(Figure record listings)
**********

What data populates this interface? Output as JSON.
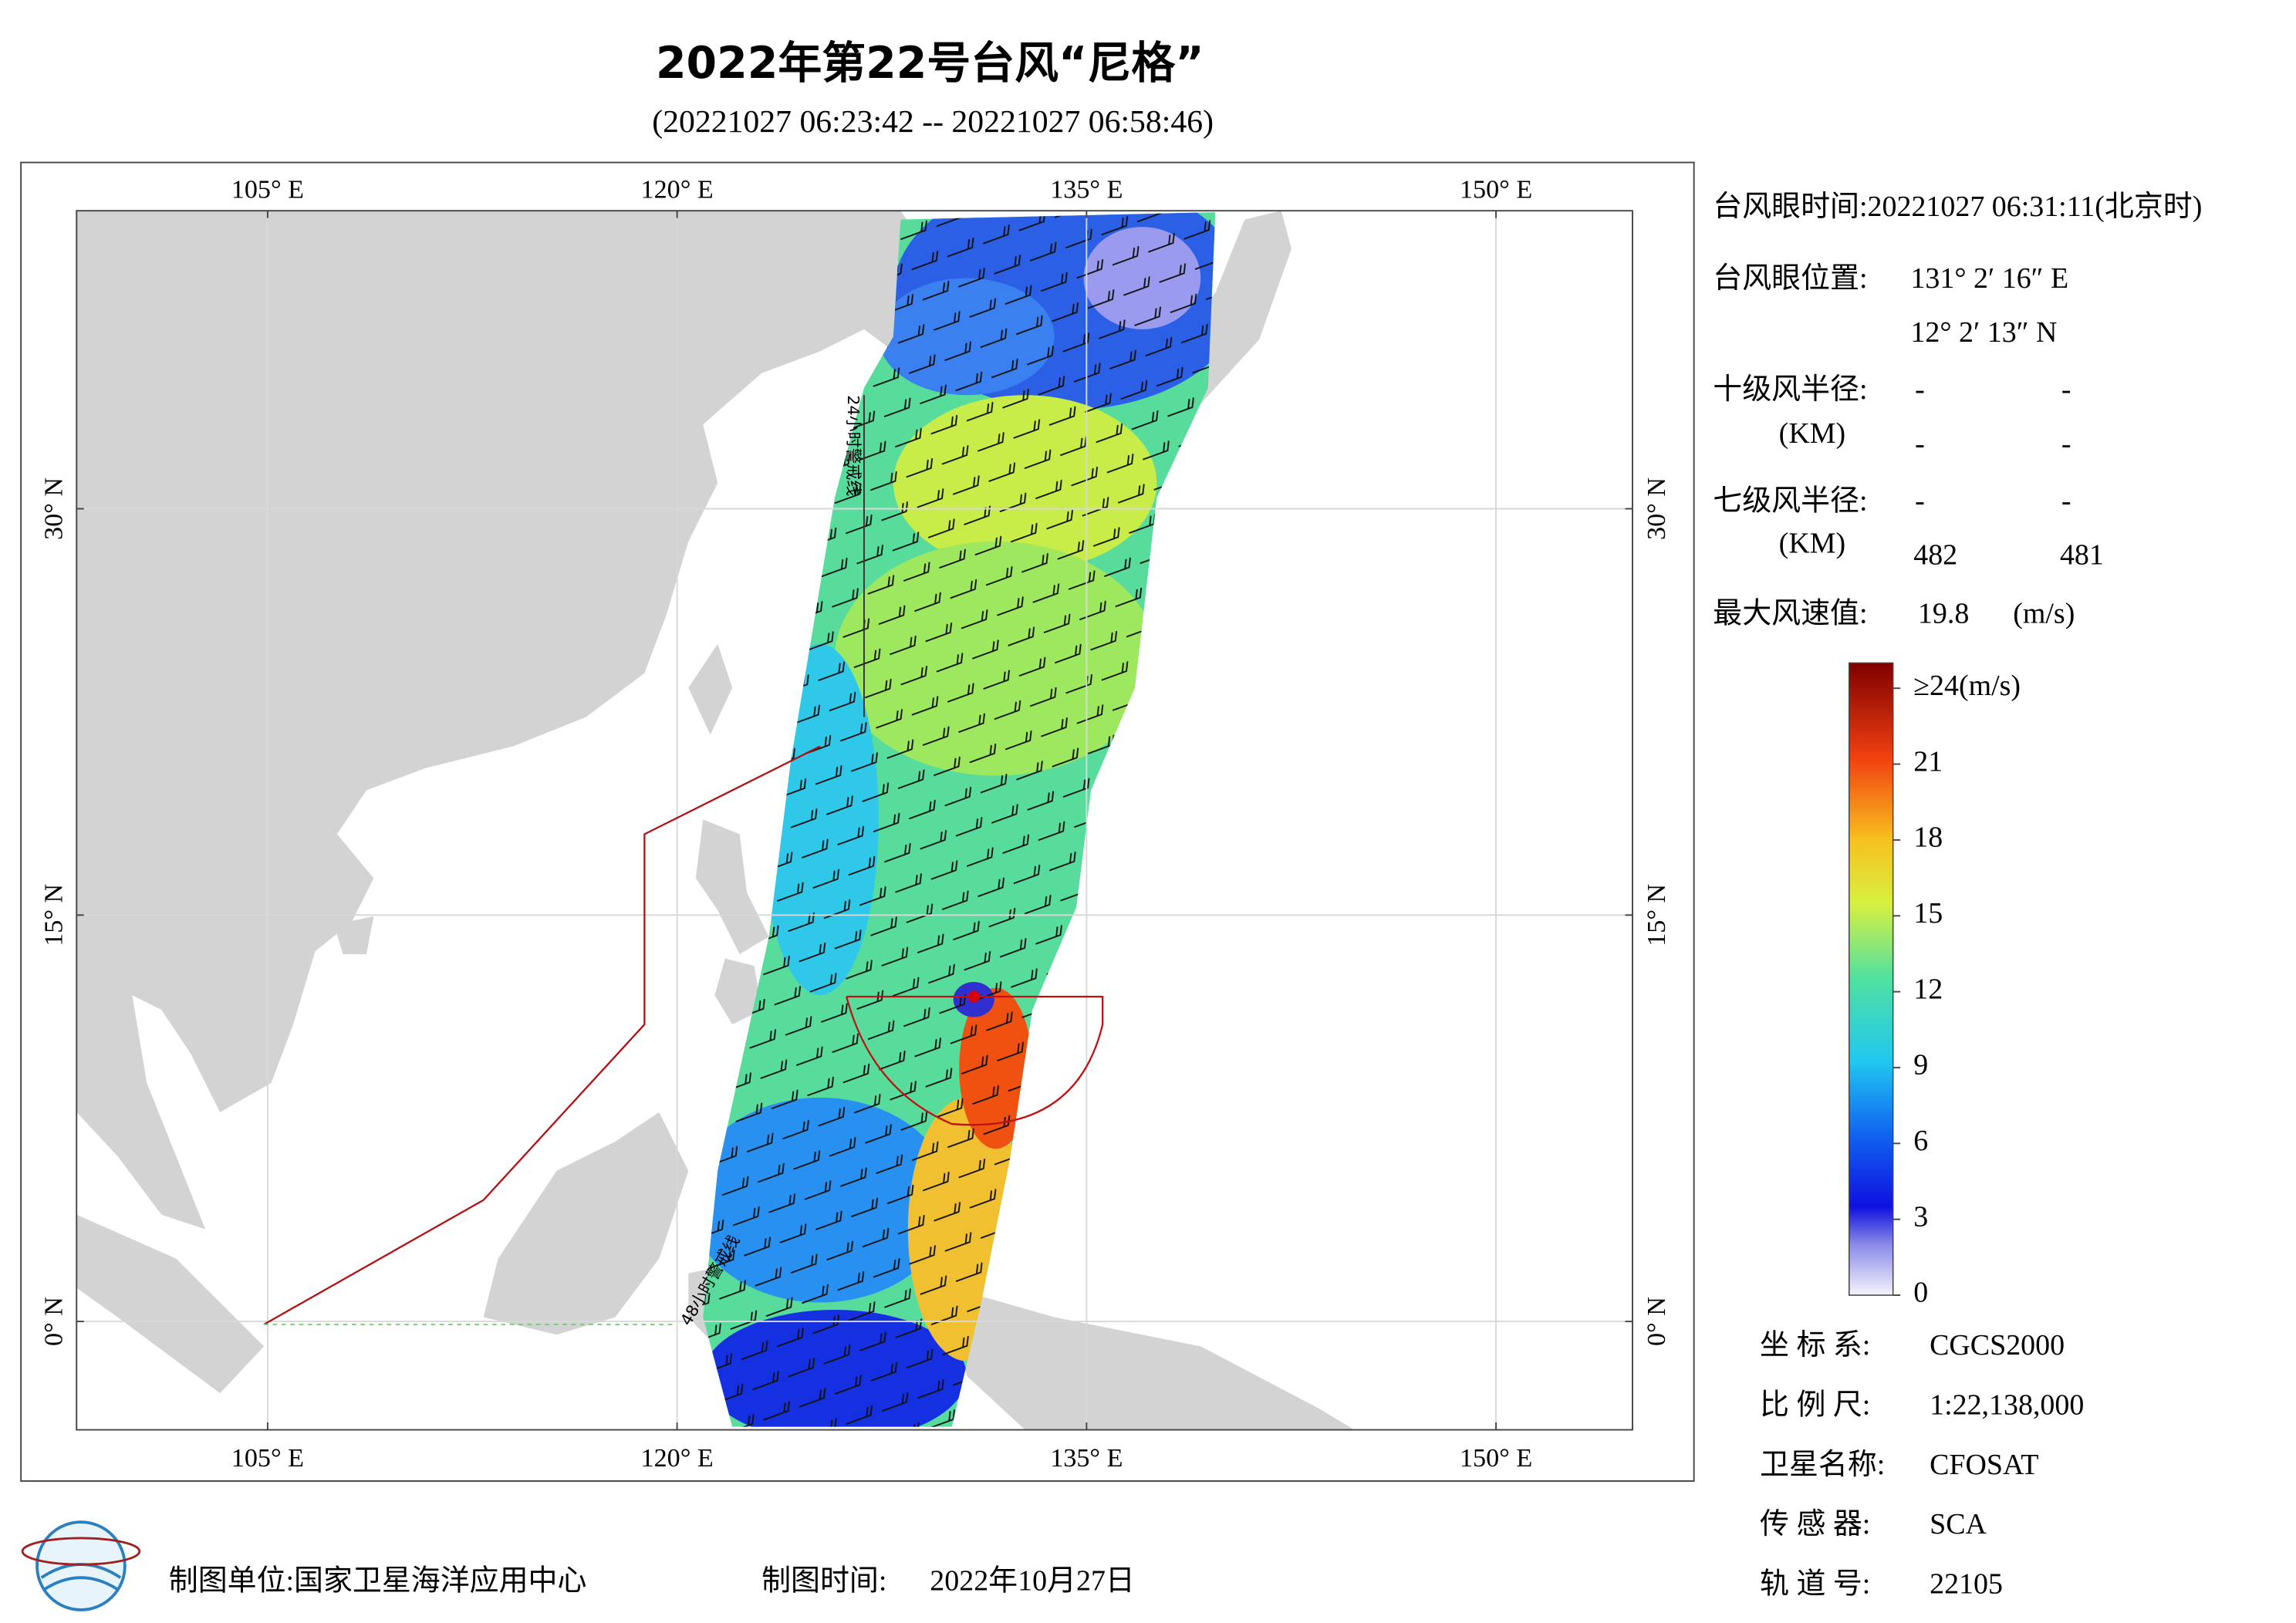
{
  "title": "2022年第22号台风“尼格”",
  "subtitle": "(20221027 06:23:42 -- 20221027 06:58:46)",
  "map": {
    "xlim": [
      98,
      155
    ],
    "ylim": [
      -4,
      41
    ],
    "xticks": [
      {
        "value": 105,
        "label": "105° E"
      },
      {
        "value": 120,
        "label": "120° E"
      },
      {
        "value": 135,
        "label": "135° E"
      },
      {
        "value": 150,
        "label": "150° E"
      }
    ],
    "yticks": [
      {
        "value": 30,
        "label": "30° N"
      },
      {
        "value": 15,
        "label": "15° N"
      },
      {
        "value": 0,
        "label": "0° N"
      }
    ],
    "grid": true,
    "annotations": [
      "24小时警戒线",
      "48小时警戒线"
    ]
  },
  "info": {
    "eye_time": "台风眼时间:20221027 06:31:11(北京时)",
    "eye_position_label": "台风眼位置:",
    "eye_lon": "131° 2′ 16″ E",
    "eye_lat": "12° 2′ 13″ N",
    "r10_label": "十级风半径:",
    "r10_unit": "(KM)",
    "r10_values": [
      "-",
      "-",
      "-",
      "-"
    ],
    "r7_label": "七级风半径:",
    "r7_unit": "(KM)",
    "r7_values": [
      "-",
      "-",
      "482",
      "481"
    ],
    "max_wind_label": "最大风速值:",
    "max_wind_value": "19.8",
    "max_wind_unit": "(m/s)"
  },
  "colorbar": {
    "lim": [
      0,
      25
    ],
    "ticks": [
      {
        "value": 24,
        "label": "≥24(m/s)"
      },
      21,
      18,
      15,
      12,
      9,
      6,
      3,
      0
    ]
  },
  "meta": [
    {
      "label": "坐 标 系:",
      "value": "CGCS2000"
    },
    {
      "label": "比 例 尺:",
      "value": "1:22,138,000"
    },
    {
      "label": "卫星名称:",
      "value": "CFOSAT"
    },
    {
      "label": "传 感 器:",
      "value": "SCA"
    },
    {
      "label": "轨 道 号:",
      "value": "22105"
    }
  ],
  "footer": {
    "unit": "制图单位:国家卫星海洋应用中心",
    "time_label": "制图时间:",
    "time": "2022年10月27日"
  }
}
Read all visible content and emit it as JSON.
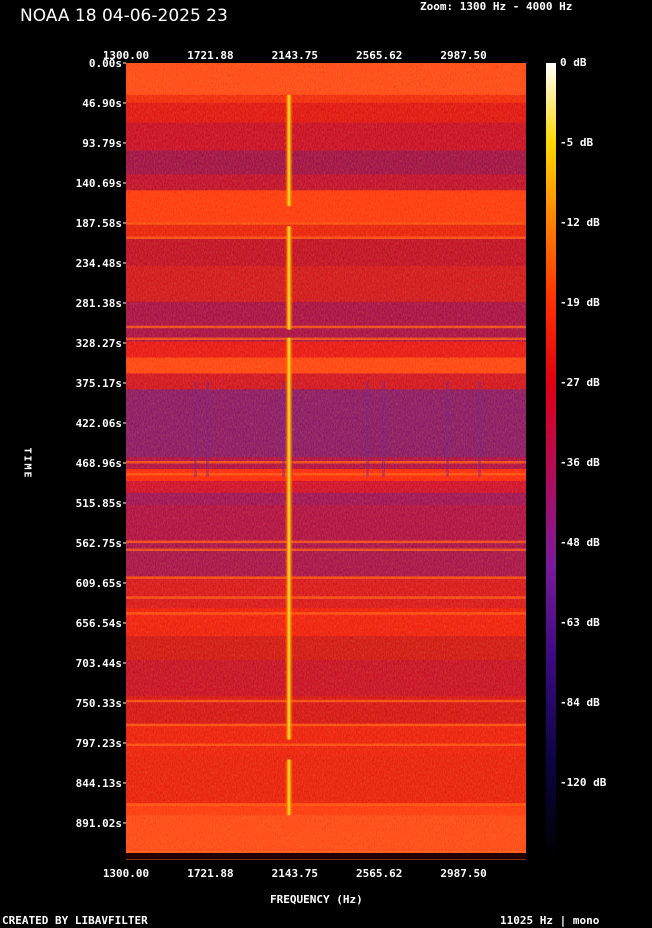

**********

STATED PROBLEM —
Gather up the lines that contain the word "JSON".

TASK SOLUTION —
What data populates this interface? Output as JSON.
Read all visible content and emit it as JSON.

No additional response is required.